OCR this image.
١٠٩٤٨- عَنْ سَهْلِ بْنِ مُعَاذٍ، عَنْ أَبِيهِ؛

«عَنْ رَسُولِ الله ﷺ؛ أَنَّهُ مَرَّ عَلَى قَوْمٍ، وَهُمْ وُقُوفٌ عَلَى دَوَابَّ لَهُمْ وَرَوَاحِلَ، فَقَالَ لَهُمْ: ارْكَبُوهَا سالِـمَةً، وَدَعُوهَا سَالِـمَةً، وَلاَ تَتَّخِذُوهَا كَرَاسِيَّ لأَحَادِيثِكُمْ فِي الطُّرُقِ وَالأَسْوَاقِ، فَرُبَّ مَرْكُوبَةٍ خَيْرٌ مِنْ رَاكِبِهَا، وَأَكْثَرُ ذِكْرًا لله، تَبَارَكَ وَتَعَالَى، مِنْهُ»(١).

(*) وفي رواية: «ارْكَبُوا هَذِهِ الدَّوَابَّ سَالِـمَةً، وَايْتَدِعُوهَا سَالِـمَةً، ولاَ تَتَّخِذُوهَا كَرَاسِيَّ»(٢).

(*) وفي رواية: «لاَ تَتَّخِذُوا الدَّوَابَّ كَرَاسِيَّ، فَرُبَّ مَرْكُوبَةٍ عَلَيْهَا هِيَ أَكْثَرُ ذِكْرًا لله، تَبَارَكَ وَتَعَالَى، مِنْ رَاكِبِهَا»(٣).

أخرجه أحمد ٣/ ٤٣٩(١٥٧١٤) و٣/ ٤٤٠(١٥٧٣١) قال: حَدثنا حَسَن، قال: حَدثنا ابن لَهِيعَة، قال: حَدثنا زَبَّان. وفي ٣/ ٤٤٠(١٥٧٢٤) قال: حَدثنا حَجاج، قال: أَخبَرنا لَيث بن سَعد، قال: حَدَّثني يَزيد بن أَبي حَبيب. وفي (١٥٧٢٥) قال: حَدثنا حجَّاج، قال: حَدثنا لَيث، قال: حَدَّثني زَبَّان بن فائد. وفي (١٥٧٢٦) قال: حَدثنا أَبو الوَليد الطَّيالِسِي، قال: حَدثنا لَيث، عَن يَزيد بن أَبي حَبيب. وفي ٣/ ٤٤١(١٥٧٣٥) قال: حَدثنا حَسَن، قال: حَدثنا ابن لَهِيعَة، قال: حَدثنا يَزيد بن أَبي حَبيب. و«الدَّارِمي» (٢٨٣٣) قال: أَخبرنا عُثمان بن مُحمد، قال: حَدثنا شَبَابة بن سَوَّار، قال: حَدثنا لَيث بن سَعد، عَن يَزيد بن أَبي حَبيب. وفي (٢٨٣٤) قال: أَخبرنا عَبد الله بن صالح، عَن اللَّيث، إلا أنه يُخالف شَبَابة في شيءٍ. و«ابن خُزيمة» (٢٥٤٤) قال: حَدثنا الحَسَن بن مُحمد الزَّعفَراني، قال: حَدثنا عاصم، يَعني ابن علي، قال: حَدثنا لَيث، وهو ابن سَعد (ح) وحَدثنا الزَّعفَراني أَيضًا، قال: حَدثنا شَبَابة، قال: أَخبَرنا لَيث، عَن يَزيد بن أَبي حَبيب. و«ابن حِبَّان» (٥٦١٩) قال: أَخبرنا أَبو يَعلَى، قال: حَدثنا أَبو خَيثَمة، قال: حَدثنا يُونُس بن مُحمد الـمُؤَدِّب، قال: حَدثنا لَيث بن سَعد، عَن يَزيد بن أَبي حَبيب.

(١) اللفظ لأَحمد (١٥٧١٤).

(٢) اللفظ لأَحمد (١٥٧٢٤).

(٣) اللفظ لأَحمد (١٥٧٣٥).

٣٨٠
* * *
- Exercise -
Output the complete data exactly as written.

- Correct output -
OCR this image.
١٠٩٤٨- عَنْ سَهْلِ بْنِ مُعَاذٍ، عَنْ أَبِيهِ؛

«عَنْ رَسُولِ الله ﷺ؛ أَنَّهُ مَرَّ عَلَى قَوْمٍ، وَهُمْ وُقُوفٌ عَلَى دَوَابَّ لَهُمْ وَرَوَاحِلَ، فَقَالَ لَهُمْ: ارْكَبُوهَا سالِـمَةً، وَدَعُوهَا سَالِـمَةً، وَلاَ تَتَّخِذُوهَا كَرَاسِيَّ لأَحَادِيثِكُمْ فِي الطُّرُقِ وَالأَسْوَاقِ، فَرُبَّ مَرْكُوبَةٍ خَيْرٌ مِنْ رَاكِبِهَا، وَأَكْثَرُ ذِكْرًا لله، تَبَارَكَ وَتَعَالَى، مِنْهُ»(١).

(*) وفي رواية: «ارْكَبُوا هَذِهِ الدَّوَابَّ سَالِـمَةً، وَايْتَدِعُوهَا سَالِـمَةً، ولاَ تَتَّخِذُوهَا كَرَاسِيَّ»(٢).

(*) وفي رواية: «لاَ تَتَّخِذُوا الدَّوَابَّ كَرَاسِيَّ، فَرُبَّ مَرْكُوبَةٍ عَلَيْهَا هِيَ أَكْثَرُ ذِكْرًا لله، تَبَارَكَ وَتَعَالَى، مِنْ رَاكِبِهَا»(٣).

أخرجه أحمد ٣/ ٤٣٩(١٥٧١٤) و٣/ ٤٤٠(١٥٧٣١) قال: حَدثنا حَسَن، قال: حَدثنا ابن لَهِيعَة، قال: حَدثنا زَبَّان. وفي ٣/ ٤٤٠(١٥٧٢٤) قال: حَدثنا حَجاج، قال: أَخبَرنا لَيث بن سَعد، قال: حَدَّثني يَزيد بن أَبي حَبيب. وفي (١٥٧٢٥) قال: حَدثنا حجَّاج، قال: حَدثنا لَيث، قال: حَدَّثني زَبَّان بن فائد. وفي (١٥٧٢٦) قال: حَدثنا أَبو الوَليد الطَّيالِسِي، قال: حَدثنا لَيث، عَن يَزيد بن أَبي حَبيب. وفي ٣/ ٤٤١(١٥٧٣٥) قال: حَدثنا حَسَن، قال: حَدثنا ابن لَهِيعَة، قال: حَدثنا يَزيد بن أَبي حَبيب. و«الدَّارِمي» (٢٨٣٣) قال: أَخبرنا عُثمان بن مُحمد، قال: حَدثنا شَبَابة بن سَوَّار، قال: حَدثنا لَيث بن سَعد، عَن يَزيد بن أَبي حَبيب. وفي (٢٨٣٤) قال: أَخبرنا عَبد الله بن صالح، عَن اللَّيث، إلا أنه يُخالف شَبَابة في شيءٍ. و«ابن خُزيمة» (٢٥٤٤) قال: حَدثنا الحَسَن بن مُحمد الزَّعفَراني، قال: حَدثنا عاصم، يَعني ابن علي، قال: حَدثنا لَيث، وهو ابن سَعد (ح) وحَدثنا الزَّعفَراني أَيضًا، قال: حَدثنا شَبَابة، قال: أَخبَرنا لَيث، عَن يَزيد بن أَبي حَبيب. و«ابن حِبَّان» (٥٦١٩) قال: أَخبرنا أَبو يَعلَى، قال: حَدثنا أَبو خَيثَمة، قال: حَدثنا يُونُس بن مُحمد الـمُؤَدِّب، قال: حَدثنا لَيث بن سَعد، عَن يَزيد بن أَبي حَبيب.

(١) اللفظ لأَحمد (١٥٧١٤).

(٢) اللفظ لأَحمد (١٥٧٢٤).

(٣) اللفظ لأَحمد (١٥٧٣٥).

٣٨٠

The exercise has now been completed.